» **What is expected**: Count the lines in the records below that contain the word "Chapters", and give only that number.

» **Stored records**:

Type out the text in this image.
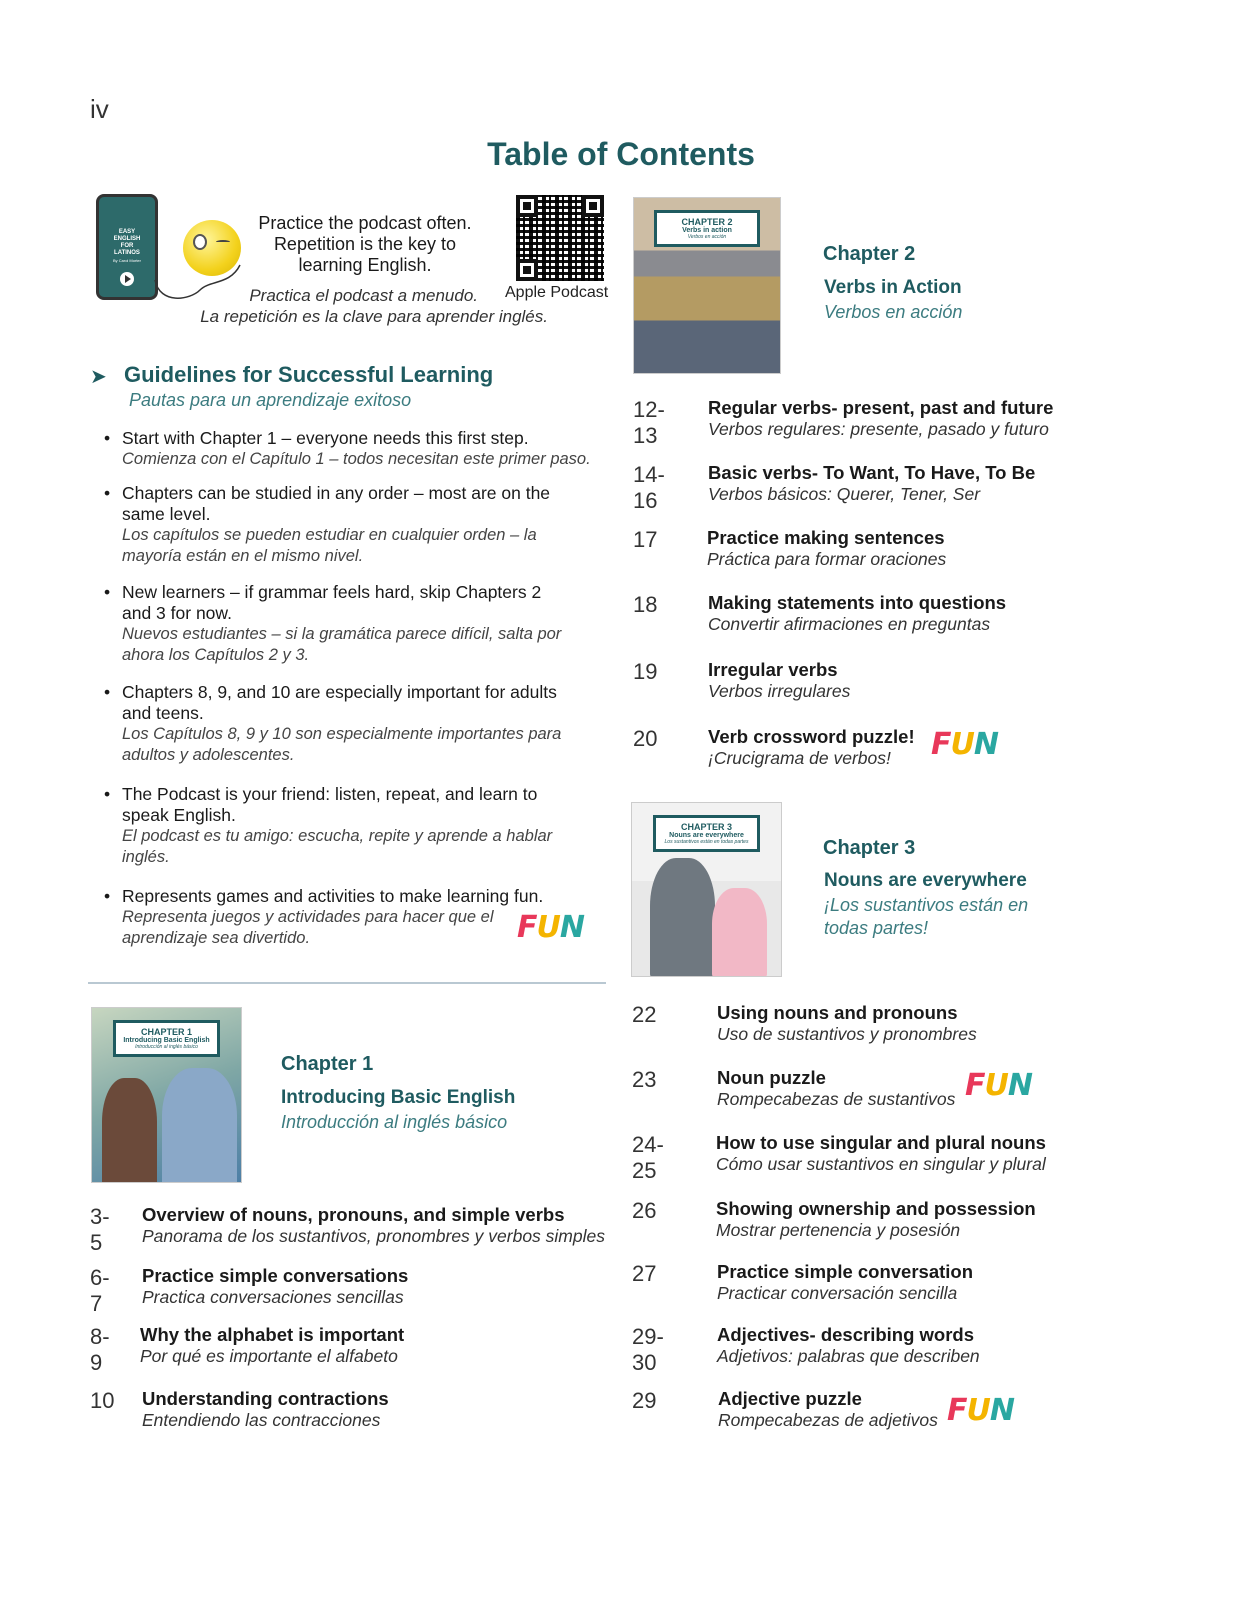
iv
Table of Contents
EASY
ENGLISH
FOR
LATINOS
By Carol Morter
Practice the podcast often.
Repetition is the key to
learning English.
Practica el podcast a menudo.
La repetición es la clave para aprender inglés.
Apple Podcast
➤ Guidelines for Successful Learning
Pautas para un aprendizaje exitoso
• Start with Chapter 1 – everyone needs this first step.
Comienza con el Capítulo 1 – todos necesitan este primer paso.
• Chapters can be studied in any order – most are on the same level.
Los capítulos se pueden estudiar en cualquier orden – la mayoría están en el mismo nivel.
• New learners – if grammar feels hard, skip Chapters 2 and 3 for now.
Nuevos estudiantes – si la gramática parece difícil, salta por ahora los Capítulos 2 y 3.
• Chapters 8, 9, and 10 are especially important for adults and teens.
Los Capítulos 8, 9 y 10 son especialmente importantes para adultos y adolescentes.
• The Podcast is your friend: listen, repeat, and learn to speak English.
El podcast es tu amigo: escucha, repite y aprende a hablar inglés.
• Represents games and activities to make learning fun.
Representa juegos y actividades para hacer que el aprendizaje sea divertido.	FUN
CHAPTER 1
Introducing Basic English
Introducción al inglés básico
Chapter 1
Introducing Basic English
Introducción al inglés básico
3-5
Overview of nouns, pronouns, and simple verbs
Panorama de los sustantivos, pronombres y verbos simples
6-7
Practice simple conversations
Practica conversaciones sencillas
8-9
Why the alphabet is important
Por qué es importante el alfabeto
10 Understanding contractions
Entendiendo las contracciones
CHAPTER 2
Verbs in action
Verbos en acción
Chapter 2
Verbs in Action
Verbos en acción
12-13
Regular verbs- present, past and future
Verbos regulares: presente, pasado y futuro
14-16
Basic verbs- To Want, To Have, To Be
Verbos básicos: Querer, Tener, Ser
17	Practice making sentences
Práctica para formar oraciones
18	Making statements into questions
Convertir afirmaciones en preguntas
19	Irregular verbs
Verbos irregulares
20	Verb crossword puzzle!
¡Crucigrama de verbos! FUN
CHAPTER 3
Nouns are everywhere
Los sustantivos están en todas partes	Chapter 3
Nouns are everywhere
¡Los sustantivos están en
todas partes!
22	Using nouns and pronouns
Uso de sustantivos y pronombres
23	Noun puzzle
Rompecabezas de sustantivos FUN
24-25
How to use singular and plural nouns
Cómo usar sustantivos en singular y plural
26	Showing ownership and possession
Mostrar pertenencia y posesión
27	Practice simple conversation
Practicar conversación sencilla
29-30
Adjectives- describing words
Adjetivos: palabras que describen
29	Adjective puzzle
Rompecabezas de adjetivos FUN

» **The completed task**: 3